§ Texto proporcionado
Si la independencia ha de significar algo más que una fecha en el calendario, entonces es necesario revisar el sentido de estas celebraciones y preguntarnos qué valores estamos transmitiendo a las nuevas generaciones en un país que enfrenta precariedad económica, indiscutible desigualdad y un sistema educativo debilitado, como lo reiteraron esta semana en foros televisivos algunos experimentados docentes.

La independencia, entendida en su dimensión cívica, no es un acto conmemorativo más, sino una responsabilidad histórica. No se sostiene en el colorido de los desfiles, sino en la calidad de la ciudadanía que hemos venido formando. Y ahí es donde la institucionalidad hondureña tiene un desafío urgente en cuanto a transformar la celebración patria en un espacio de reafirmación ética, no solo estética.

El primer valor que debe recuperarse es la responsabilidad pública. En un país donde la fragilidad institucional se manifiesta en servicios deficientes, infraestructura abandonada y una cultura de informalidad que permea todos los niveles, la responsabilidad no puede seguir siendo un concepto abstracto. Debe convertirse en una práctica cotidiana: cuidar los espacios comunes, respetar la ley, participar en la vida comunitaria, asumir que la patria no es una idea romántica sino un compromiso concreto. La independencia pierde sentido cuando la ciudadanía se reduce a espectadores de los problemas nacionales.

A la par de ello, la ética cívica debe ocupar un lugar central. Honduras ha normalizado durante décadas la corrupción como un fenómeno inevitable, casi cultural. Esa resignación es incompatible con cualquier noción seria de independencia. Educar en ética pública significa enseñar que lo público merece respeto, que la transparencia es una obligación y que la integridad no es una virtud opcional. En el Mes de la Patria, la institucionalidad debería recordar que la corrupción no solo debilita al Estado. Debilita la idea misma de nación.

Otro valor indispensable es la solidaridad social. En un país marcado por la desigualdad, la migración forzada y la violencia comunitaria, la solidaridad no puede limitarse a gestos asistenciales. Debe ser un principio de convivencia. La patria no es un concepto abstracto. Es la vida concreta de quienes comparten territorio, historia y destino. Inculcar solidaridad es enseñar que la indiferencia frente al sufrimiento ajeno es una forma de ruptura nacional. La independencia solo tiene sentido si se traduce en un compromiso con el bienestar colectivo.

§ Listado de datos
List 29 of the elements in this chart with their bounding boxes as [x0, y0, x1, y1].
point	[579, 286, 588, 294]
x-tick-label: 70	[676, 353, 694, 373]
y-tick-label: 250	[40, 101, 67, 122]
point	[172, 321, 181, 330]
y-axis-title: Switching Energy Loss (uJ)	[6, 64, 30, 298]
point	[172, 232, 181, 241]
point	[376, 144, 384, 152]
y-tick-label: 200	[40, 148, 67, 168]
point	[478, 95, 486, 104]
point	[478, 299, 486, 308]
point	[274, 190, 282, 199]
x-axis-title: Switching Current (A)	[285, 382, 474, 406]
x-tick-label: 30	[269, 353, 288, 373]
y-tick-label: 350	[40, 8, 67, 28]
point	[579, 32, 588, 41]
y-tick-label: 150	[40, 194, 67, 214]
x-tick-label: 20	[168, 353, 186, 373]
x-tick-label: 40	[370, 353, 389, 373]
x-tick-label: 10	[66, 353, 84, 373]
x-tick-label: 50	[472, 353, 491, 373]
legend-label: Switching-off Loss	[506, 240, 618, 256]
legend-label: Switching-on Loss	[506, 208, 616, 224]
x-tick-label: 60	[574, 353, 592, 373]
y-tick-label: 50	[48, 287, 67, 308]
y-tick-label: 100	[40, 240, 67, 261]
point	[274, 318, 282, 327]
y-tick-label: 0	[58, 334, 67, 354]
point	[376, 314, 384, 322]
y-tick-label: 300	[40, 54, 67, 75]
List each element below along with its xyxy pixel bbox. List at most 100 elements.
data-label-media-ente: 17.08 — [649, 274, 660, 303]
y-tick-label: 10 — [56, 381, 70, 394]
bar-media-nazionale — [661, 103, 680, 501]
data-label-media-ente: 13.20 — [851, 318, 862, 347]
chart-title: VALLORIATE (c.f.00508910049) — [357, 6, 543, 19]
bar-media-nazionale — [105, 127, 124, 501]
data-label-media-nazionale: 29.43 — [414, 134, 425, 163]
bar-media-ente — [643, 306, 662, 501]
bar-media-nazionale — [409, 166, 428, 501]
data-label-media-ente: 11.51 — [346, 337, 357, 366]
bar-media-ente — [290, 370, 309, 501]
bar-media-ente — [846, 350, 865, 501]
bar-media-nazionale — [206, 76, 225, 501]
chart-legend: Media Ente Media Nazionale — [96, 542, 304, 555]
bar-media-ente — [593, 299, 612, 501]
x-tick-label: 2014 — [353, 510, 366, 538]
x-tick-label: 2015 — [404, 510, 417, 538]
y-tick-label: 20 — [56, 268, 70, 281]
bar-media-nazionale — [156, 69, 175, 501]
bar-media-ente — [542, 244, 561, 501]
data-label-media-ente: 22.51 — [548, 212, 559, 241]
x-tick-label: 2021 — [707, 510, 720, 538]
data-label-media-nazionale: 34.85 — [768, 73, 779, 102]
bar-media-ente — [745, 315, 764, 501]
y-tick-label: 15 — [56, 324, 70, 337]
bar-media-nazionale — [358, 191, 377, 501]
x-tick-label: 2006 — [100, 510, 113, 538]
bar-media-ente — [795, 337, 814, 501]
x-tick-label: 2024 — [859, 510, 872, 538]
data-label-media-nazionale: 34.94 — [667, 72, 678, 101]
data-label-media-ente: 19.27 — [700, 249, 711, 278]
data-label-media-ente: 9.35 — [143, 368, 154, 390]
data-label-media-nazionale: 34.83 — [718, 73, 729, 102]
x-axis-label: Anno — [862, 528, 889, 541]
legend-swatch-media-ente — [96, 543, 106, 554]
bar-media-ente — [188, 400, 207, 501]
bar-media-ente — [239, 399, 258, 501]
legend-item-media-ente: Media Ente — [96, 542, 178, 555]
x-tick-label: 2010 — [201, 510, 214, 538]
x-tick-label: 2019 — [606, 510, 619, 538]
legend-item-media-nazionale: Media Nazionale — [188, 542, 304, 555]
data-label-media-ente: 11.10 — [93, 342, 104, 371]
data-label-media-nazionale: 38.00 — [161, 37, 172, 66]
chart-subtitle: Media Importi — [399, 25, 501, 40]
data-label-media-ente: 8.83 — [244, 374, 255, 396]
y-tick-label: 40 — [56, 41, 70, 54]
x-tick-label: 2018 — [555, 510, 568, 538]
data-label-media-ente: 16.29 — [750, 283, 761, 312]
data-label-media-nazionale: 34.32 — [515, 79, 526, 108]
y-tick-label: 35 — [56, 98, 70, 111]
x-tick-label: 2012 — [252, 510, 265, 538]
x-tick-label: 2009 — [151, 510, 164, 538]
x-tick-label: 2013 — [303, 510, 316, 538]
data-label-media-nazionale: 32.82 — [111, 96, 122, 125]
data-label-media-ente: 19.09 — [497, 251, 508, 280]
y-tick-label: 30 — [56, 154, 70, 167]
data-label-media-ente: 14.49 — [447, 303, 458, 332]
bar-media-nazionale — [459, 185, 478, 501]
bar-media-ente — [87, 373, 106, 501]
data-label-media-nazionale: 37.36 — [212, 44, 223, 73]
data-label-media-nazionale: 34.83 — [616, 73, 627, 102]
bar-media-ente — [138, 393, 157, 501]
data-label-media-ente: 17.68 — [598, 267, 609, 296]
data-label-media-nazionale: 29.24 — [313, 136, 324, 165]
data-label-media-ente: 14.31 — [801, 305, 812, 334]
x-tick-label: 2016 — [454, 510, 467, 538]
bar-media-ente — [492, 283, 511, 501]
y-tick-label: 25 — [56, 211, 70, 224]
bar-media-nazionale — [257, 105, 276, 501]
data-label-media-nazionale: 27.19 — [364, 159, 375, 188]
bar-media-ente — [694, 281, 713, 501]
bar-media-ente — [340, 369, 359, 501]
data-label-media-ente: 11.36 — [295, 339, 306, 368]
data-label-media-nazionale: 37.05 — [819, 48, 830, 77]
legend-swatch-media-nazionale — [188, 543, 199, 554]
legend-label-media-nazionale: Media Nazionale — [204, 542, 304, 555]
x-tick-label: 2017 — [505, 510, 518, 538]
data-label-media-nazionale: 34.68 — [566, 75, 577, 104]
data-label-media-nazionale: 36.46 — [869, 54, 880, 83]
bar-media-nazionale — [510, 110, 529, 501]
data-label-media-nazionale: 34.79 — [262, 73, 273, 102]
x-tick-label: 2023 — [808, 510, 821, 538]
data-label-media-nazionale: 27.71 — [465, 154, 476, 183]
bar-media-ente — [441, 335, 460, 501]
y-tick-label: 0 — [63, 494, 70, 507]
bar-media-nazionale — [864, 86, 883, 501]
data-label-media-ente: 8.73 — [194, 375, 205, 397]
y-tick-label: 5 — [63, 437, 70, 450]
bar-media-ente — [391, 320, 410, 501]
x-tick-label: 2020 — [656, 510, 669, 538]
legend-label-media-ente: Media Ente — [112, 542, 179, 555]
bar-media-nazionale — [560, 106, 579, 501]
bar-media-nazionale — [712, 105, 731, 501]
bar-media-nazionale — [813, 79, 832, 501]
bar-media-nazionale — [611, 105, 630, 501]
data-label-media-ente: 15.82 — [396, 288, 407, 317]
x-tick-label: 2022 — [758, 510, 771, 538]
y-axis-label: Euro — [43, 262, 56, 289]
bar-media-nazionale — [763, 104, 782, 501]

§ Ejercicios propuestos
1. Según el texto sobre la independencia y los valores cívicos en Honduras, ¿cuál es el primer valor que debe recuperarse?
2. Reanude el texto sobre la independencia y los valores cívicos en Honduras a partir de su última oración.

§ Respuestas por ejercicio
1. La responsabilidad pública.

2.
La educación, por su parte, debe ser reivindicada como la herramienta fundamental de emancipación. No hay independencia posible en un país donde amplios sectores carecen de acceso a una educación de calidad. Por algo, o mucho, ni siquiera somos considerados en la evaluación de las denominadas pruebas PISA. La institucionalidad debe insistir en que la formación académica no es un trámite escolar, sino la base del pensamiento crítico, la participación democrática y la movilidad social. Celebrar la patria sin revisar el estado de la educación no tiene sentido.

En un país culturalmente diverso, también es imprescindible fortalecer el respeto a la pluralidad. Honduras no es una identidad única, sino un mosaico de pueblos indígenas, comunidades afrodescendientes, regiones con tradiciones propias y expresiones culturales diversas. La independencia debe celebrarse reconociendo la integridad de esa riqueza, no ocultándola bajo una narrativa uniforme. La pluralidad fortalece la democracia.

La participación ciudadana igualmente debe ser reivindicada como el mecanismo que mantiene viva la independencia. Un país donde la ciudadanía se limita a observar, y no a involucrarse, es un país que renuncia a su capacidad de transformación. La independencia no se preserva con actos simbólicos, sino con ciudadanos que ejercen sus derechos, cumplen sus deberes y exigen instituciones que funcionen.

Si el Mes de la Patria aspira a tener un sentido profundo, debe trascender la estética festiva y convertirse en un ejercicio de reafirmación nacional. Y esa tarea exige responsabilidad, ética, solidaridad, educación, pluralidad y participación.